## start

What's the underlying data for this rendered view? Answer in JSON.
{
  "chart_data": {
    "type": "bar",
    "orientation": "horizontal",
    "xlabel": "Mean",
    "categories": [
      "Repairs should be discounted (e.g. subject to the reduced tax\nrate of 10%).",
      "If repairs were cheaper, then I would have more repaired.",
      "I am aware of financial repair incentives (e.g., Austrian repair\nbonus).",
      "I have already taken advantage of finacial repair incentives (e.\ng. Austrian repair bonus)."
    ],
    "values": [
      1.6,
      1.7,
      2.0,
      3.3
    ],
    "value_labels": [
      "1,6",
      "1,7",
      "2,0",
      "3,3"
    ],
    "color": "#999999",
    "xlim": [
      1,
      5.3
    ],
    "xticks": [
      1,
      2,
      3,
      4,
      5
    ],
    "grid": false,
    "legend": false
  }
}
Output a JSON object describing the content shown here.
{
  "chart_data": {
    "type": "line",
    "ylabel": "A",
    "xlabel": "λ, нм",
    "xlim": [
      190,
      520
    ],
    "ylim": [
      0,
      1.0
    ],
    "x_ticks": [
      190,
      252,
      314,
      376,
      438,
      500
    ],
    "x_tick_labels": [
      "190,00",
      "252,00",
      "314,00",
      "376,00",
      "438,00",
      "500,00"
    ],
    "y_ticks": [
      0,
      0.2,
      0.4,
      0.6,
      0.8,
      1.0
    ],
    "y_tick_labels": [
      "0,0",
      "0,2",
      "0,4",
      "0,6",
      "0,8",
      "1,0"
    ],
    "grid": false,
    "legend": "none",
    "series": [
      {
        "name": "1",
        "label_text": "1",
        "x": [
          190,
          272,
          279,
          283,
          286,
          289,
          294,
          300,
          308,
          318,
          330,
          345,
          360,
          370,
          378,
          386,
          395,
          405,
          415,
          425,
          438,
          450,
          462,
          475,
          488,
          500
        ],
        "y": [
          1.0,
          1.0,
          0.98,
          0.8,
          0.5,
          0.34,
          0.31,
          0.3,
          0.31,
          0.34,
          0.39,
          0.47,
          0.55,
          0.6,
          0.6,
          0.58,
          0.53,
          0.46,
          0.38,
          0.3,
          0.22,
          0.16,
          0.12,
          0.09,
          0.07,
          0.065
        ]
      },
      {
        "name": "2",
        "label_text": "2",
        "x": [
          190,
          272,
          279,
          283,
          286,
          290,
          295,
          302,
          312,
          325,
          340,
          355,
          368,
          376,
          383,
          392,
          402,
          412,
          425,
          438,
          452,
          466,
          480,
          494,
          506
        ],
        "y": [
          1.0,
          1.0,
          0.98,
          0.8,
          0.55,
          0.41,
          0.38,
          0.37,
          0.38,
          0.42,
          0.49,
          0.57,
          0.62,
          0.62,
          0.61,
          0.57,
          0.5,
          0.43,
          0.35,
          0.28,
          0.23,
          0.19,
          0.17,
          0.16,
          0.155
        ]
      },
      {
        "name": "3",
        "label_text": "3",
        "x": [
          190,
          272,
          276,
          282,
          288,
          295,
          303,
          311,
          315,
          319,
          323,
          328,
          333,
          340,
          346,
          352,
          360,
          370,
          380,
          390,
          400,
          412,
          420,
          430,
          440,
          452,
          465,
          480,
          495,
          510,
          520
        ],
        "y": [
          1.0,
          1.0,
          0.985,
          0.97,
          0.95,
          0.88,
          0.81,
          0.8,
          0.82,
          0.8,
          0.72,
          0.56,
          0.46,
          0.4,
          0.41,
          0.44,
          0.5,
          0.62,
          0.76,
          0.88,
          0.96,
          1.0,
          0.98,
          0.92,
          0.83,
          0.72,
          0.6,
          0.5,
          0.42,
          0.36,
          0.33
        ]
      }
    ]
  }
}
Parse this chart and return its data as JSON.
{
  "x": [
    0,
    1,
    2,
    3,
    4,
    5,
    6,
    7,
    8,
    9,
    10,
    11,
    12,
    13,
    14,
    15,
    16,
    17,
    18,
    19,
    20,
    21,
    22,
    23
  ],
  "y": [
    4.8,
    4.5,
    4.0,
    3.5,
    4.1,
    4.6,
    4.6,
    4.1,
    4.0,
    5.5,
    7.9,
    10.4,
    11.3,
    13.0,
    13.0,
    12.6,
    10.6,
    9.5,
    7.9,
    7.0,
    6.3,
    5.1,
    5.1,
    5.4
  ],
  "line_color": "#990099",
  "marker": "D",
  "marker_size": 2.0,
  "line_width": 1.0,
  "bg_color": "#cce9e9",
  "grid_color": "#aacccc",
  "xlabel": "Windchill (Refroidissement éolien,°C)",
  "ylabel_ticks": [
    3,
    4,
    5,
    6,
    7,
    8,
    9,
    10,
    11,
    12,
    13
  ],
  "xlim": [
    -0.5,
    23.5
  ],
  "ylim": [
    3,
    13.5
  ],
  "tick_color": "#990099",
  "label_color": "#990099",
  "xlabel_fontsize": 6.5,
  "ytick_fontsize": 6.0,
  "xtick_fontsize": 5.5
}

## end

- [The problem]
Find each line holding "Austrian". Copy it out.

- [Written solution]
      "I am aware of financial repair incentives (e.g., Austrian repair\nbonus).",
      "I have already taken advantage of finacial repair incentives (e.\ng. Austrian repair bonus)."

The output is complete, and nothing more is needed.